[Records about charts and figures]

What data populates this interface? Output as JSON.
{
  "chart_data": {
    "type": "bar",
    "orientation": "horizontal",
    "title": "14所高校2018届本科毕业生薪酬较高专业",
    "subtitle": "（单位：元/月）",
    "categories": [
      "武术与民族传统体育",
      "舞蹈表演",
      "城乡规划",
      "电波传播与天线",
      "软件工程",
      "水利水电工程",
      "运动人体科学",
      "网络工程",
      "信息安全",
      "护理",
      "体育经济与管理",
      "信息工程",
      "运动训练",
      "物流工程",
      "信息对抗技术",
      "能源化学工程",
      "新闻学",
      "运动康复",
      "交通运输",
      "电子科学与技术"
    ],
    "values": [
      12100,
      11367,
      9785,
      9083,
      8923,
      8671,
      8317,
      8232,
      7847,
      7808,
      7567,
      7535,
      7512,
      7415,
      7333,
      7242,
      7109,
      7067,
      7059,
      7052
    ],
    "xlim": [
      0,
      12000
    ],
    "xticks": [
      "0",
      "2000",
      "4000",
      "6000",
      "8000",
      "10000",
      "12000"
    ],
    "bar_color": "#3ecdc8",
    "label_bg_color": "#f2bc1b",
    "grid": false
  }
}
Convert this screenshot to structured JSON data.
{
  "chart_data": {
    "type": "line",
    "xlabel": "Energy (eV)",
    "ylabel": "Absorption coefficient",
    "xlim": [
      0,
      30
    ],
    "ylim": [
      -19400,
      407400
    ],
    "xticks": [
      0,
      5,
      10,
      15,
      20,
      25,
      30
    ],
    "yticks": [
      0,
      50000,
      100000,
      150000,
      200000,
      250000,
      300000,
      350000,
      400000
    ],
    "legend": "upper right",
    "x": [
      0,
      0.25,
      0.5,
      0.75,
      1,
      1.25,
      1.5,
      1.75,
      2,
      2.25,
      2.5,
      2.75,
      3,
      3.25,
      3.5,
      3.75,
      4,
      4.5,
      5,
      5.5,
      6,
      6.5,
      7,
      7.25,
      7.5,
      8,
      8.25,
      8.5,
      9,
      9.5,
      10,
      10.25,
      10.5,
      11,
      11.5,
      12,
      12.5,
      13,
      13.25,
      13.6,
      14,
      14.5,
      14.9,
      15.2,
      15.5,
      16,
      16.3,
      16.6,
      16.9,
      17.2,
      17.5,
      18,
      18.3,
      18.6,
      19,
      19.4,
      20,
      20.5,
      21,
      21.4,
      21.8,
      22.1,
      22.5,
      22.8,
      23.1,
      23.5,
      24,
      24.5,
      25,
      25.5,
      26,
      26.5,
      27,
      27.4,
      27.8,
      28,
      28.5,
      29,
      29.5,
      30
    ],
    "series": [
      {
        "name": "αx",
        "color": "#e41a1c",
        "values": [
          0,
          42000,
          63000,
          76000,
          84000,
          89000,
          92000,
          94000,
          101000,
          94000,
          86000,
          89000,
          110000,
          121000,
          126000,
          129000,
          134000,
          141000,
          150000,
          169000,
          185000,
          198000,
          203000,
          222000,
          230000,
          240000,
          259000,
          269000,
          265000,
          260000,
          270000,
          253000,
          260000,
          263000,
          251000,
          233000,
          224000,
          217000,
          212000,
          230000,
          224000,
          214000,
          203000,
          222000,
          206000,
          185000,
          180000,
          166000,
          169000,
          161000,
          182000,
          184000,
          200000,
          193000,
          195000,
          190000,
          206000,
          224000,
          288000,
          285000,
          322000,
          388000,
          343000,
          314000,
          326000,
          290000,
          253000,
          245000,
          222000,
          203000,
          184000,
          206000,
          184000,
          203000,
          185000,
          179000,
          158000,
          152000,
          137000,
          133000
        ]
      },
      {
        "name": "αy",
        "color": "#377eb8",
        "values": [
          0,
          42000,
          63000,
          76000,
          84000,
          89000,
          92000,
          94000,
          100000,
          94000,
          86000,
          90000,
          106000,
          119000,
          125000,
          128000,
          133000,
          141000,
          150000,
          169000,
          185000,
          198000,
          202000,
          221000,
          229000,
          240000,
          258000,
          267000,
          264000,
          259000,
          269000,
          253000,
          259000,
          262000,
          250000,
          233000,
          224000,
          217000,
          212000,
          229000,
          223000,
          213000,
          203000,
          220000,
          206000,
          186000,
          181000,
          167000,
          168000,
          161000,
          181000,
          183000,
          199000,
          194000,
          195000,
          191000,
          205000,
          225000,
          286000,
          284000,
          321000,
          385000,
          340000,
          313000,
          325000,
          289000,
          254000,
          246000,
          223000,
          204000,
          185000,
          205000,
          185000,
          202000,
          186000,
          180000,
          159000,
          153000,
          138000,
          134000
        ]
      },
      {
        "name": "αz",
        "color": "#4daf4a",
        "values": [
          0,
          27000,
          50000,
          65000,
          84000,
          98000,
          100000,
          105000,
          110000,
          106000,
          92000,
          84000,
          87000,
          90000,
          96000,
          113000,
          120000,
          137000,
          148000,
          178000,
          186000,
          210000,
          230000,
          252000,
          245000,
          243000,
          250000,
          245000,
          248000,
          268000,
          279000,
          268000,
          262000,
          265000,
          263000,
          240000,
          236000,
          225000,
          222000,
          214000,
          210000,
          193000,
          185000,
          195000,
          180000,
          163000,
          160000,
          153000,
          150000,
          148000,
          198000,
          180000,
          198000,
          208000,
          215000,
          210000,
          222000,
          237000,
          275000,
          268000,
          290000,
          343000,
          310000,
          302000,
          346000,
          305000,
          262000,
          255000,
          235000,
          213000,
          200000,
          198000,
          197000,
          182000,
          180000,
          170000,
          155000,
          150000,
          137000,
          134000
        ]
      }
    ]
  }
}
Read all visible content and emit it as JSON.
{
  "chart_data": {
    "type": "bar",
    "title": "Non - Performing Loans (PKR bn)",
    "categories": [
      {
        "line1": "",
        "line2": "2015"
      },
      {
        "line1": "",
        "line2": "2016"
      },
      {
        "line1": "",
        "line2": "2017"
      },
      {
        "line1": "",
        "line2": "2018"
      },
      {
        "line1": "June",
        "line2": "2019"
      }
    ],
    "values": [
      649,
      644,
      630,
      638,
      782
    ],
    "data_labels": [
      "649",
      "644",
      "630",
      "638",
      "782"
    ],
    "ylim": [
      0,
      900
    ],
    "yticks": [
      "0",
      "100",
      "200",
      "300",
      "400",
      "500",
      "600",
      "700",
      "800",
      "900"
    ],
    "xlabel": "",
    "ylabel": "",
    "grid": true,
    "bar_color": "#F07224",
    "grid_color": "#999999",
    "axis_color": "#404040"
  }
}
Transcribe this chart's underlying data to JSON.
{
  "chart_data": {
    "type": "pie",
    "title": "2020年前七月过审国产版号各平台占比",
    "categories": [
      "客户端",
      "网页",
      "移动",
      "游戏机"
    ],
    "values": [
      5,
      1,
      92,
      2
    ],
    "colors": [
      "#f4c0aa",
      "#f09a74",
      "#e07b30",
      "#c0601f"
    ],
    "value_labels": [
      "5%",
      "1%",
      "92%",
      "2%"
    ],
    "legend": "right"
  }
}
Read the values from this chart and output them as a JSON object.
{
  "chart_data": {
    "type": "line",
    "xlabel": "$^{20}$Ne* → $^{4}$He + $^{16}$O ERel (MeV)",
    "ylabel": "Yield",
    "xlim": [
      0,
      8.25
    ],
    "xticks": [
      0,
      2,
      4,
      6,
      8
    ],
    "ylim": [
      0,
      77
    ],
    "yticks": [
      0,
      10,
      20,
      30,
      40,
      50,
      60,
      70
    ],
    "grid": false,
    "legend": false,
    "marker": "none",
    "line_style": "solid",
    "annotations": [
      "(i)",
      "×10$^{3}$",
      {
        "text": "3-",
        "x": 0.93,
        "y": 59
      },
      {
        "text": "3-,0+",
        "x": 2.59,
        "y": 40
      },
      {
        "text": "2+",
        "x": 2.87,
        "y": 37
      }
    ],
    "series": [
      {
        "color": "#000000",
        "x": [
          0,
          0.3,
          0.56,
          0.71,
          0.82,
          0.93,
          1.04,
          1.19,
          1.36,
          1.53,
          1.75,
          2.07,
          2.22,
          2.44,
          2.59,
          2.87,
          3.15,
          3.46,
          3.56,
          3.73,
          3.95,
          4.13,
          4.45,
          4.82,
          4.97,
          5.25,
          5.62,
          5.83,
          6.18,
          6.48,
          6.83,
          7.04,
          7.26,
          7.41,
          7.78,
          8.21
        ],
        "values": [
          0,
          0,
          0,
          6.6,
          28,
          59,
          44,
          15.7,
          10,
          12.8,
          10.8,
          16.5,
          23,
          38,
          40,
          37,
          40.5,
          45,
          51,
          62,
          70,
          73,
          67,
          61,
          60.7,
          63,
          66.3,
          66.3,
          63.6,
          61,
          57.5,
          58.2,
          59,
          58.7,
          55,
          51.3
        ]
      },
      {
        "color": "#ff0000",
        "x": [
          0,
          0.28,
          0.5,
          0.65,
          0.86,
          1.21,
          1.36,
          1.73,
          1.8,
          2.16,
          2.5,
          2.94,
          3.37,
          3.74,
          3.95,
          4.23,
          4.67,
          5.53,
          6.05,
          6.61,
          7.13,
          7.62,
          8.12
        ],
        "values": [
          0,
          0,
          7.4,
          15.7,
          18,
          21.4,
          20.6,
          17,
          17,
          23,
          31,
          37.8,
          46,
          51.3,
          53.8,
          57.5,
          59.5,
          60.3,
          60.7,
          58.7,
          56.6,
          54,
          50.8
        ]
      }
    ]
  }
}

## BRIEF
Count how many lines above include the word "xlabel" and answer with that figure only.

## PROBLEM SOLUTION
3